• Source document
>> start

Adventures Hot Thread

Sunken Crypt of Vaelthar — spoiler-free review thread

IW
@inkwitch
Loremaster · Lv 35 · posted 3 days ago
142 replies
·
4.8k views
·
312 followers
·
Last reply 2h ago
🔔 You'll be notified of new replies in this thread — manage in notification settings.
IW
@inkwitch — Sable Quinn
Loremaster · Lv 35 · posted 3 days ago · Original Poster
Lore Scribe Founding Member Critical Hit

I have been running published modules for eleven years, and I say with full conviction that Sunken Crypt of Vaelthar is one of the most thoughtfully constructed level 3–5 adventures to emerge from the independent publishing scene in recent memory. This is not a review born of hype — I ran it cold, as written, over two sessions with a mixed table of veterans and first-timers, and I am here to tell you exactly what it does right and where your prep time is best spent. No spoilers. None. You have my word as a Loremaster.

"Vaelthar earns every one of its five stars not through spectacle, but through the quiet confidence of a designer who understands that the dungeon is not the adventure — the players are."

The structure is elegantly non-linear. You are handed a three-wing dungeon with a central chamber that connects everything, and the order in which your party discovers each wing changes the emotional texture of the finale in meaningful ways. This is not the illusionist's trick of fake choice — choices in the first hour genuinely alter what information the party has access to in the final confrontation. My table went left first. Another Loremaster I spoke with went right. We had fundamentally different final battles, and both of us felt satisfied.

On the encounter design side: every fight has a clear environmental hook that rewards parties who read the room. There is one encounter in particular — which I will not name — that my martial players described as the most satisfying tactical moment of our campaign year. The module trusts your players to be clever, and then rewards them for it. Enemy stat blocks are tight and purposeful; nothing feels like filler padding the page count.

My one practical note for DMs: carve out extra prep time for the third chamber. The boxed read-aloud text there is dense, and if you stumble through it cold you will lose the moment. Read it aloud to yourself twice before the session. Trust me on this. Otherwise, the module's production is clean, the cartography is gorgeous (shoutout to the included VTT-ready version), and the appendix lore on the Vaelthar civilization is worth reading for any homebrew campaign set in a fallen empire. This one earns its stars.

>> end

• Given task
Please continue the Sunken Crypt of Vaelthar review above, picking up after its last sentence.

• Data records
>> start

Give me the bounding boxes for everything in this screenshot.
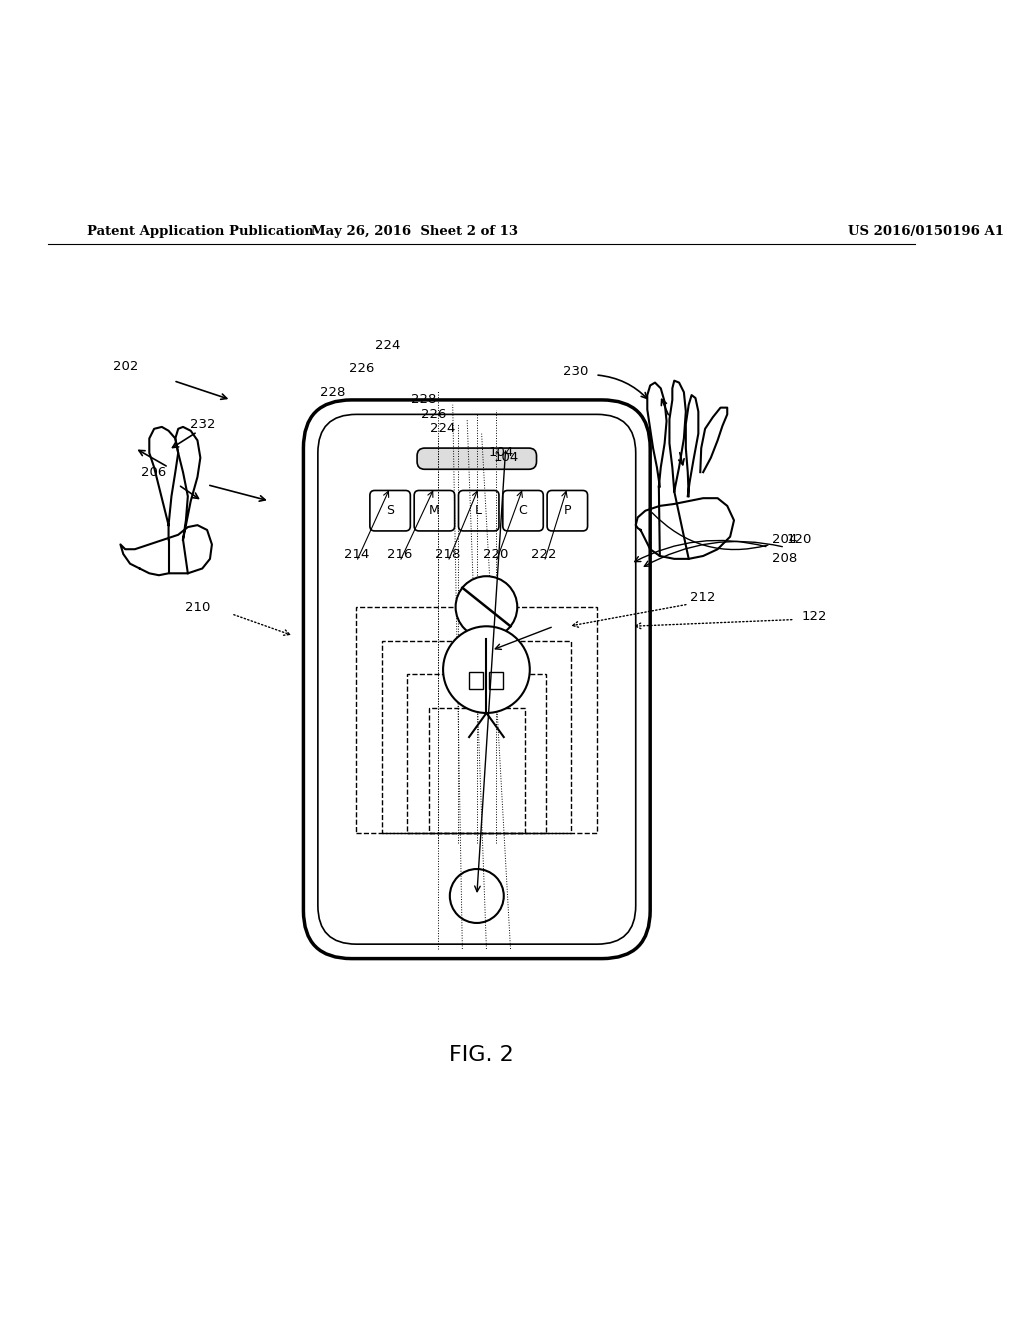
Text: S: S [386,504,394,517]
Text: FIG. 2: FIG. 2 [450,1045,514,1065]
Circle shape [450,869,504,923]
Text: 122: 122 [801,610,826,623]
Text: 212: 212 [690,591,716,603]
Text: 104: 104 [488,446,513,459]
Text: US 2016/0150196 A1: US 2016/0150196 A1 [848,224,1004,238]
Text: 120: 120 [786,533,812,546]
Text: 224: 224 [375,338,400,351]
Text: 222: 222 [531,548,557,561]
FancyBboxPatch shape [503,491,544,531]
Text: 226: 226 [421,408,446,421]
Text: 218: 218 [435,548,461,561]
Text: 202: 202 [113,360,138,372]
Text: M: M [429,504,439,517]
Text: 214: 214 [344,548,369,561]
Bar [382,640,571,833]
Bar [489,672,503,689]
FancyBboxPatch shape [317,414,636,944]
Text: 210: 210 [184,601,210,614]
Bar [429,708,525,833]
FancyBboxPatch shape [414,491,455,531]
Text: 216: 216 [387,548,413,561]
Text: Patent Application Publication: Patent Application Publication [87,224,313,238]
Text: 228: 228 [411,393,436,407]
FancyBboxPatch shape [370,491,411,531]
Bar [356,607,597,833]
Bar [469,672,482,689]
Text: 206: 206 [141,466,167,479]
Bar [408,675,546,833]
Text: P: P [563,504,571,517]
Circle shape [456,577,517,638]
Text: 220: 220 [483,548,509,561]
Text: C: C [519,504,527,517]
FancyBboxPatch shape [303,400,650,958]
Text: 226: 226 [348,362,374,375]
Circle shape [443,626,529,713]
FancyBboxPatch shape [547,491,588,531]
Text: 208: 208 [772,552,798,565]
Text: May 26, 2016  Sheet 2 of 13: May 26, 2016 Sheet 2 of 13 [310,224,518,238]
Text: L: L [475,504,482,517]
Text: 204: 204 [772,533,798,546]
Text: 230: 230 [563,364,589,378]
Text: 232: 232 [189,417,215,430]
FancyBboxPatch shape [459,491,499,531]
Text: 228: 228 [319,385,345,399]
Text: 104: 104 [494,451,518,465]
Text: 224: 224 [430,422,456,436]
FancyBboxPatch shape [417,447,537,470]
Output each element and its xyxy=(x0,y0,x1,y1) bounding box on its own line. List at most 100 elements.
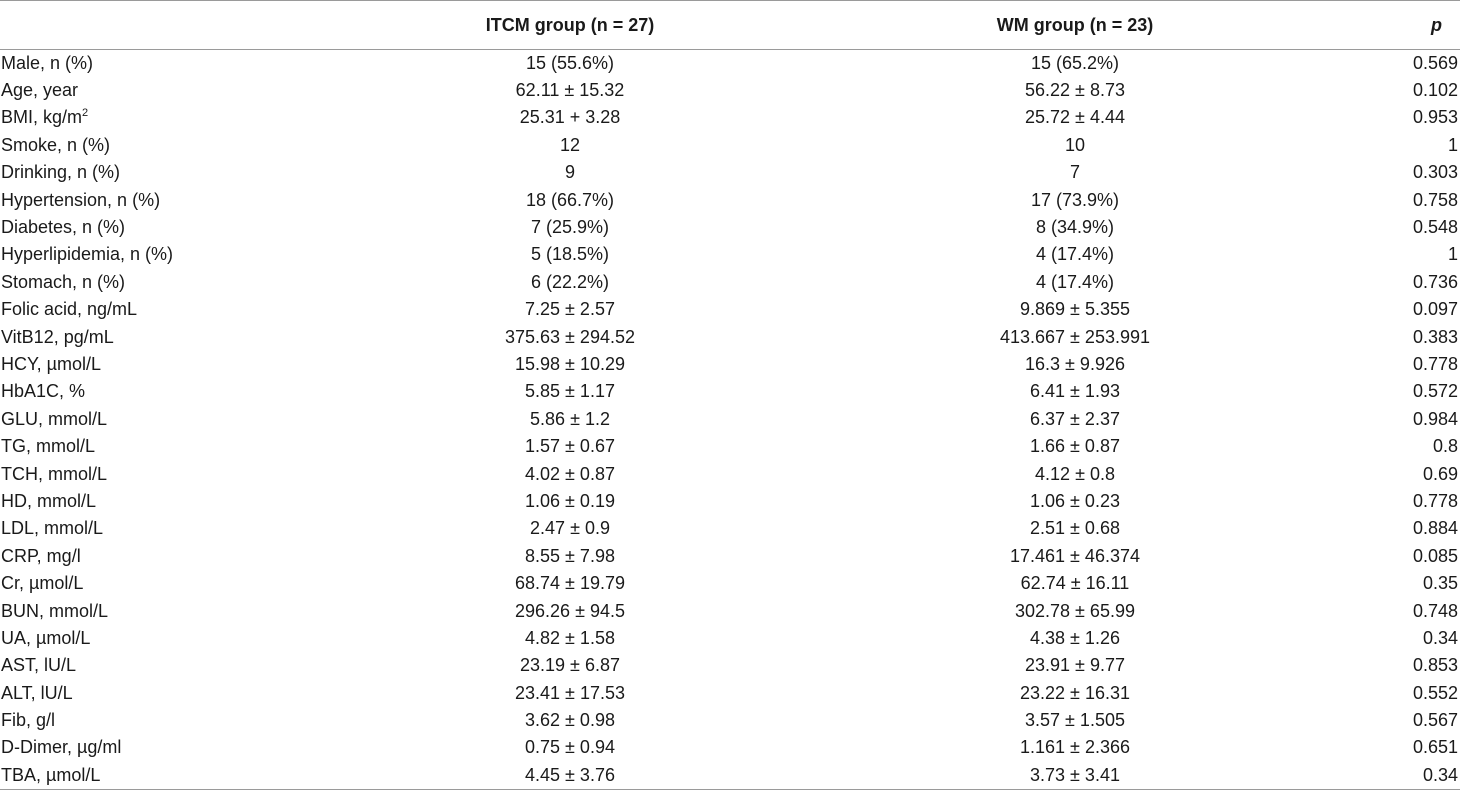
wm-value: 6.37 ± 2.37 xyxy=(1030,408,1120,429)
row-label-text: GLU, mmol/L xyxy=(1,408,108,429)
table-row: Stomach, n (%) 6 (22.2%) 4 (17.4%) 0.736 xyxy=(0,269,1460,296)
p-value: 0.736 xyxy=(1412,271,1458,292)
wm-value: 413.667 ± 253.991 xyxy=(999,326,1150,347)
row-label-text: HCY, µmol/L xyxy=(1,353,102,374)
wm-value: 56.22 ± 8.73 xyxy=(1025,80,1125,101)
row-label: CRP, mg/l xyxy=(0,543,310,570)
table-body: Male, n (%) 15 (55.6%) 15 (65.2%) 0.569 Age,… xyxy=(0,50,1460,790)
wm-value: 1.06 ± 0.23 xyxy=(1030,490,1120,511)
p-value: 0.552 xyxy=(1412,682,1458,703)
p-value: 0.984 xyxy=(1412,408,1458,429)
row-label-text: VitB12, pg/mL xyxy=(1,326,114,347)
row-label-text: HD, mmol/L xyxy=(1,490,97,511)
row-label-text: Diabetes, n (%) xyxy=(1,217,126,238)
itcm-value: 68.74 ± 19.79 xyxy=(515,573,625,594)
p-value: 0.34 xyxy=(1422,627,1458,648)
p-value: 0.35 xyxy=(1422,573,1458,594)
p-value: 0.569 xyxy=(1412,52,1458,73)
row-label: GLU, mmol/L xyxy=(0,406,310,433)
row-label-text: UA, µmol/L xyxy=(1,627,91,648)
itcm-value: 23.41 ± 17.53 xyxy=(515,682,625,703)
table-row: LDL, mmol/L 2.47 ± 0.9 2.51 ± 0.68 0.884 xyxy=(0,515,1460,542)
header-row: ITCM group (n = 27) WM group (n = 23) p xyxy=(0,0,1460,50)
itcm-value: 1.57 ± 0.67 xyxy=(525,436,615,457)
table-row: BMI, kg/m2 25.31 + 3.28 25.72 ± 4.44 0.953 xyxy=(0,104,1460,131)
row-label: Smoke, n (%) xyxy=(0,132,310,159)
itcm-value: 2.47 ± 0.9 xyxy=(530,518,610,539)
wm-value: 4 (17.4%) xyxy=(1035,244,1115,265)
wm-value: 4 (17.4%) xyxy=(1035,271,1115,292)
row-label: Diabetes, n (%) xyxy=(0,214,310,241)
row-label: D-Dimer, µg/ml xyxy=(0,734,310,761)
wm-value: 16.3 ± 9.926 xyxy=(1025,353,1125,374)
p-value: 0.953 xyxy=(1412,107,1458,128)
row-label-text: Male, n (%) xyxy=(1,52,94,73)
itcm-value: 23.19 ± 6.87 xyxy=(520,655,620,676)
itcm-value: 7.25 ± 2.57 xyxy=(525,299,615,320)
row-label: BMI, kg/m2 xyxy=(0,104,310,131)
wm-value: 302.78 ± 65.99 xyxy=(1015,600,1135,621)
p-value: 0.884 xyxy=(1412,518,1458,539)
row-label-text: Drinking, n (%) xyxy=(1,162,121,183)
table-row: TG, mmol/L 1.57 ± 0.67 1.66 ± 0.87 0.8 xyxy=(0,433,1460,460)
p-value: 0.34 xyxy=(1320,761,1460,790)
itcm-value: 18 (66.7%) xyxy=(525,189,615,210)
row-label: Male, n (%) xyxy=(0,50,310,77)
p-value: 0.778 xyxy=(1412,353,1458,374)
table-row: Male, n (%) 15 (55.6%) 15 (65.2%) 0.569 xyxy=(0,50,1460,77)
wm-value: 25.72 ± 4.44 xyxy=(1025,107,1125,128)
row-label: HbA1C, % xyxy=(0,378,310,405)
row-label-text: TCH, mmol/L xyxy=(1,463,108,484)
table-row: Fib, g/l 3.62 ± 0.98 3.57 ± 1.505 0.567 xyxy=(0,707,1460,734)
row-label-text: Smoke, n (%) xyxy=(1,134,111,155)
wm-value: 3.73 ± 3.41 xyxy=(830,761,1320,790)
table-row: HCY, µmol/L 15.98 ± 10.29 16.3 ± 9.926 0.77… xyxy=(0,351,1460,378)
row-label: Drinking, n (%) xyxy=(0,159,310,186)
table-row: Age, year 62.11 ± 15.32 56.22 ± 8.73 0.102 xyxy=(0,77,1460,104)
table-row: D-Dimer, µg/ml 0.75 ± 0.94 1.161 ± 2.366 0.… xyxy=(0,734,1460,761)
row-label-text: D-Dimer, µg/ml xyxy=(1,737,122,758)
table-row: TBA, µmol/L 4.45 ± 3.76 3.73 ± 3.41 0.34 xyxy=(0,761,1460,790)
itcm-value: 1.06 ± 0.19 xyxy=(525,490,615,511)
row-label-text: LDL, mmol/L xyxy=(1,518,104,539)
p-value: 0.572 xyxy=(1412,381,1458,402)
p-value: 0.097 xyxy=(1412,299,1458,320)
row-label: ALT, lU/L xyxy=(0,679,310,706)
table-row: GLU, mmol/L 5.86 ± 1.2 6.37 ± 2.37 0.984 xyxy=(0,406,1460,433)
row-label: HD, mmol/L xyxy=(0,488,310,515)
itcm-value: 375.63 ± 294.52 xyxy=(505,326,635,347)
row-label-text: TBA, µmol/L xyxy=(1,764,101,785)
itcm-value: 5.86 ± 1.2 xyxy=(530,408,610,429)
header-wm-group: WM group (n = 23) xyxy=(830,0,1320,50)
table-row: CRP, mg/l 8.55 ± 7.98 17.461 ± 46.374 0.085 xyxy=(0,543,1460,570)
itcm-value: 9 xyxy=(564,162,575,183)
row-label-text: TG, mmol/L xyxy=(1,436,96,457)
row-label-text: Fib, g/l xyxy=(1,710,56,731)
p-value: 0.548 xyxy=(1412,217,1458,238)
row-label: Age, year xyxy=(0,77,310,104)
row-label: HCY, µmol/L xyxy=(0,351,310,378)
wm-value: 9.869 ± 5.355 xyxy=(1020,299,1130,320)
wm-value: 23.22 ± 16.31 xyxy=(1020,682,1130,703)
header-label xyxy=(0,0,310,50)
p-value: 0.651 xyxy=(1412,737,1458,758)
header-p-value: p xyxy=(1320,0,1460,50)
row-label: Cr, µmol/L xyxy=(0,570,310,597)
row-label-text: Stomach, n (%) xyxy=(1,271,126,292)
itcm-value: 4.82 ± 1.58 xyxy=(525,627,615,648)
wm-value: 4.38 ± 1.26 xyxy=(1030,627,1120,648)
table-row: TCH, mmol/L 4.02 ± 0.87 4.12 ± 0.8 0.69 xyxy=(0,460,1460,487)
itcm-value: 12 xyxy=(559,134,581,155)
table-row: BUN, mmol/L 296.26 ± 94.5 302.78 ± 65.99 0.… xyxy=(0,597,1460,624)
row-label: Fib, g/l xyxy=(0,707,310,734)
wm-value: 2.51 ± 0.68 xyxy=(1030,518,1120,539)
table-row: HD, mmol/L 1.06 ± 0.19 1.06 ± 0.23 0.778 xyxy=(0,488,1460,515)
row-label-text: AST, lU/L xyxy=(1,655,77,676)
table-row: Smoke, n (%) 12 10 1 xyxy=(0,132,1460,159)
itcm-value: 62.11 ± 15.32 xyxy=(515,80,625,101)
row-label-text: Folic acid, ng/mL xyxy=(1,299,138,320)
itcm-value: 6 (22.2%) xyxy=(530,271,610,292)
header-itcm-group: ITCM group (n = 27) xyxy=(310,0,830,50)
row-label-text: ALT, lU/L xyxy=(1,682,73,703)
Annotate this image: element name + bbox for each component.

>> end

• Solved problem
Review Rating 4.9 / 5
Adventures & Lore View in the Vault — $19
You

142 Replies

DG
@grimcleaver
Doran Stoutaxe · Vanguard · Lv 28 · 2 days ago
Marked Helpful by Author

Ran this last weekend and I cannot agree more with Sable's note about the third chamber. I stumbled on the read-aloud text in front of my players and you could feel the air go out of the room. Second session I came back to that same passage and delivered it properly — completely different energy. One thing I'd add for DMs prepping this: spend a few minutes deciding in advance how you will voice the antagonist if your party makes contact before the finale. The module gives you personality notes but not a full voice. It's the one place where you'll want to improvise confidently.

IW
@inkwitch OP
Sable Quinn · Loremaster · Lv 35 · 2 days ago · replying to @grimcleaver

Exactly this on the antagonist voice — I should have mentioned it in the OP. I ended up treating them like a chess grandmaster: always three moves ahead, never surprised, never raising their voice. Worked beautifully for our table's vibe. Your mileage will vary depending on your group but having that one character note locked in ahead of time makes a world of difference.

DD
@dungeon_dad
Tom Hadley · Wayfarer · Lv 12 · 2 days ago

As a newer DM this review is exactly what I needed. I've been on the fence about whether this is appropriate for a first-time module to run — sounds like the non-linearity might actually make it forgiving for an imperfect DM? Like, if I fumble one wing my players haven't necessarily broken the experience? That's genuinely reassuring. Picking it up this weekend.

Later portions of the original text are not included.